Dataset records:
┌──

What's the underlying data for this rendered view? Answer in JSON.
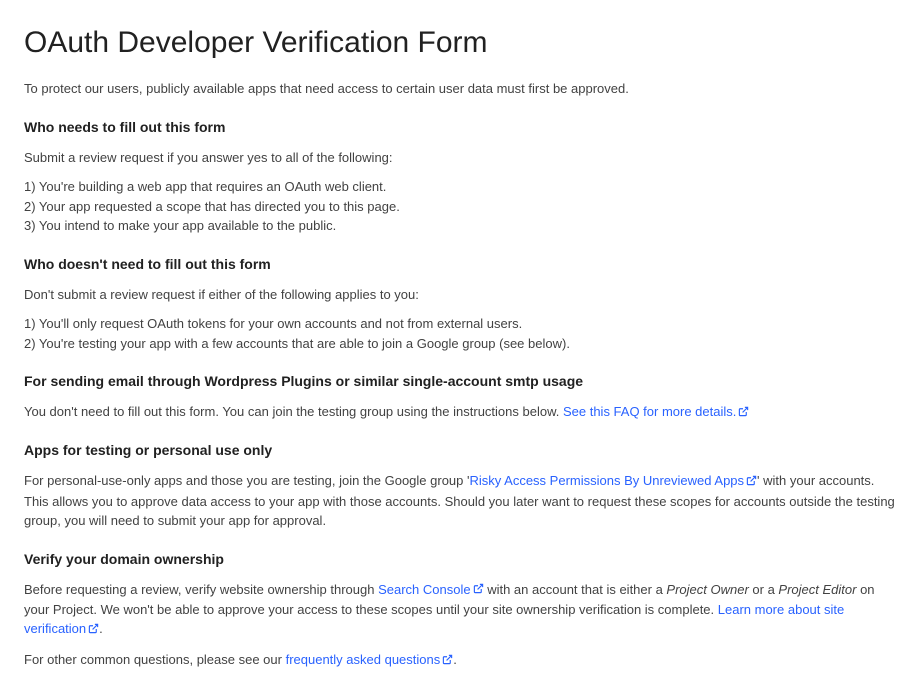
{
  "title": "OAuth Developer Verification Form",
  "intro": "To protect our users, publicly available apps that need access to certain user data must first be approved.",
  "section1": {
    "heading": "Who needs to fill out this form",
    "lead": "Submit a review request if you answer yes to all of the following:",
    "items": [
      "1) You're building a web app that requires an OAuth web client.",
      "2) Your app requested a scope that has directed you to this page.",
      "3) You intend to make your app available to the public."
    ]
  },
  "section2": {
    "heading": "Who doesn't need to fill out this form",
    "lead": "Don't submit a review request if either of the following applies to you:",
    "items": [
      "1) You'll only request OAuth tokens for your own accounts and not from external users.",
      "2) You're testing your app with a few accounts that are able to join a Google group (see below)."
    ]
  },
  "section3": {
    "heading": "For sending email through Wordpress Plugins or similar single-account smtp usage",
    "text_before_link": "You don't need to fill out this form. You can join the testing group using the instructions below. ",
    "link": "See this FAQ for more details."
  },
  "section4": {
    "heading": "Apps for testing or personal use only",
    "text_before": "For personal-use-only apps and those you are testing, join the Google group '",
    "link": "Risky Access Permissions By Unreviewed Apps",
    "text_after": "' with your accounts. This allows you to approve data access to your app with those accounts. Should you later want to request these scopes for accounts outside the testing group, you will need to submit your app for approval."
  },
  "section5": {
    "heading": "Verify your domain ownership",
    "p1_before": "Before requesting a review, verify website ownership through ",
    "p1_link1": "Search Console",
    "p1_mid1": " with an account that is either a ",
    "p1_em1": "Project Owner",
    "p1_mid2": " or a ",
    "p1_em2": "Project Editor",
    "p1_mid3": " on your Project. We won't be able to approve your access to these scopes until your site ownership verification is complete. ",
    "p1_link2": "Learn more about site verification",
    "p1_after": ".",
    "p2_before": "For other common questions, please see our ",
    "p2_link": "frequently asked questions",
    "p2_after": "."
  }
}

└──

• [Set task] What comes back should match the records exactly, minus any pictures.

• [Final result]
What's the underlying data for this rendered view? Answer in JSON.
{
  "title": "OAuth Developer Verification Form",
  "intro": "To protect our users, publicly available apps that need access to certain user data must first be approved.",
  "section1": {
    "heading": "Who needs to fill out this form",
    "lead": "Submit a review request if you answer yes to all of the following:",
    "items": [
      "1) You're building a web app that requires an OAuth web client.",
      "2) Your app requested a scope that has directed you to this page.",
      "3) You intend to make your app available to the public."
    ]
  },
  "section2": {
    "heading": "Who doesn't need to fill out this form",
    "lead": "Don't submit a review request if either of the following applies to you:",
    "items": [
      "1) You'll only request OAuth tokens for your own accounts and not from external users.",
      "2) You're testing your app with a few accounts that are able to join a Google group (see below)."
    ]
  },
  "section3": {
    "heading": "For sending email through Wordpress Plugins or similar single-account smtp usage",
    "text_before_link": "You don't need to fill out this form. You can join the testing group using the instructions below. ",
    "link": "See this FAQ for more details."
  },
  "section4": {
    "heading": "Apps for testing or personal use only",
    "text_before": "For personal-use-only apps and those you are testing, join the Google group '",
    "link": "Risky Access Permissions By Unreviewed Apps",
    "text_after": "' with your accounts. This allows you to approve data access to your app with those accounts. Should you later want to request these scopes for accounts outside the testing group, you will need to submit your app for approval."
  },
  "section5": {
    "heading": "Verify your domain ownership",
    "p1_before": "Before requesting a review, verify website ownership through ",
    "p1_link1": "Search Console",
    "p1_mid1": " with an account that is either a ",
    "p1_em1": "Project Owner",
    "p1_mid2": " or a ",
    "p1_em2": "Project Editor",
    "p1_mid3": " on your Project. We won't be able to approve your access to these scopes until your site ownership verification is complete. ",
    "p1_link2": "Learn more about site verification",
    "p1_after": ".",
    "p2_before": "For other common questions, please see our ",
    "p2_link": "frequently asked questions",
    "p2_after": "."
  }
}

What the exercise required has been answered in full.